* **How to complete this task**
Check each line of the entries below for the word "swatch", and copy the lines that have it.

Document structure recognition data:
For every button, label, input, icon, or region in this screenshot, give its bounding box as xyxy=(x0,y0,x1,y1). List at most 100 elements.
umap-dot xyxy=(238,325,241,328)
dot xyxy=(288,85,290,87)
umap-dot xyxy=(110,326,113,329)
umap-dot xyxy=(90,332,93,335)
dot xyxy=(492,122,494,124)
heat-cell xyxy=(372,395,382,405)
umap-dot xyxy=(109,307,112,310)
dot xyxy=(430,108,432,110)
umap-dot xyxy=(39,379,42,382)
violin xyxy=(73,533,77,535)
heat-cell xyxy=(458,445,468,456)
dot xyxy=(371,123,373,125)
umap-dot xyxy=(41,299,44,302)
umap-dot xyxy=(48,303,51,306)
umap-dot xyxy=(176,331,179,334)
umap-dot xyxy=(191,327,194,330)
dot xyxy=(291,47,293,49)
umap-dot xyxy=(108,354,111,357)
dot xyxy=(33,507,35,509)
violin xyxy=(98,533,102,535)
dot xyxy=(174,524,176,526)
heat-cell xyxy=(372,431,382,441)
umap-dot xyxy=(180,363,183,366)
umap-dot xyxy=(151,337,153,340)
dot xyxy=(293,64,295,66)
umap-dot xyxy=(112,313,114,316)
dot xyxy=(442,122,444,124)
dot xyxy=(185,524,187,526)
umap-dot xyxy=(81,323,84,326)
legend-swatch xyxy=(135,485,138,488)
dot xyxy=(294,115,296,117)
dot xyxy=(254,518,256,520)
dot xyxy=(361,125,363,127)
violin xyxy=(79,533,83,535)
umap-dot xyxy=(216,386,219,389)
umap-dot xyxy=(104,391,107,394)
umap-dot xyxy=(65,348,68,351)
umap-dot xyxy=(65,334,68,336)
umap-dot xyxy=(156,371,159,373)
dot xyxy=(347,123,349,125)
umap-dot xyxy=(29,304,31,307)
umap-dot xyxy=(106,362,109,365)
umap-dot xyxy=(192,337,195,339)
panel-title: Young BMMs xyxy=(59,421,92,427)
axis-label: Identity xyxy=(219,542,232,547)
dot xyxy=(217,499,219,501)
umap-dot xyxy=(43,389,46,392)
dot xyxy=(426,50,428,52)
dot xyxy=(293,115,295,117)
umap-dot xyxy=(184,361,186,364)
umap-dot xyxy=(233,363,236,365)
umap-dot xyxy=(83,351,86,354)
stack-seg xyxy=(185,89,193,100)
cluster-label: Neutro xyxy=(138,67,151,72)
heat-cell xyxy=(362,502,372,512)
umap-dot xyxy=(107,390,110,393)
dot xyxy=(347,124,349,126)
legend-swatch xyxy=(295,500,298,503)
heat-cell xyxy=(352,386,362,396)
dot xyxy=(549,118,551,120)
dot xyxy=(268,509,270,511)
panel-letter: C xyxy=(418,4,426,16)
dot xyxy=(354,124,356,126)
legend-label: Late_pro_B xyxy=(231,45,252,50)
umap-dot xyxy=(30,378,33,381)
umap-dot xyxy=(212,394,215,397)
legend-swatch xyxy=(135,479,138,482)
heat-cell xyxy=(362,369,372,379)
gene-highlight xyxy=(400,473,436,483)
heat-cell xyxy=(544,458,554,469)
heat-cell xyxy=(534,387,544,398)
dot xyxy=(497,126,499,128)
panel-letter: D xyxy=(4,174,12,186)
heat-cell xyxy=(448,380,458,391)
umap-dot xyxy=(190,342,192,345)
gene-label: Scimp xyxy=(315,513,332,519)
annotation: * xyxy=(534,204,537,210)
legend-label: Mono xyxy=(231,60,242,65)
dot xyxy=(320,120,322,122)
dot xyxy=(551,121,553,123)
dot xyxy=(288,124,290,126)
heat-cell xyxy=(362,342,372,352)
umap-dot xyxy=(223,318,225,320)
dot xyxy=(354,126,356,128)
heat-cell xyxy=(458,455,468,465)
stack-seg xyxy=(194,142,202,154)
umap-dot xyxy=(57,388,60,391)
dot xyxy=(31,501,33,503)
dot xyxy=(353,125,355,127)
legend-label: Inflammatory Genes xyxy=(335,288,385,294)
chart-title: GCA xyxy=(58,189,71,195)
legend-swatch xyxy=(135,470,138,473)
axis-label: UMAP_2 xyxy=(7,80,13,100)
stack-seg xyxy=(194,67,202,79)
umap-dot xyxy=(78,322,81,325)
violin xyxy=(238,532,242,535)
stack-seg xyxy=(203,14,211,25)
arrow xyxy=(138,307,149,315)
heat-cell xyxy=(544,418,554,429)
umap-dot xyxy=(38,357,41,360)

* **Result of this exercise**
legend-swatch xyxy=(135,485,138,488)
legend-swatch xyxy=(295,500,298,503)
legend-swatch xyxy=(135,479,138,482)
legend-swatch xyxy=(135,470,138,473)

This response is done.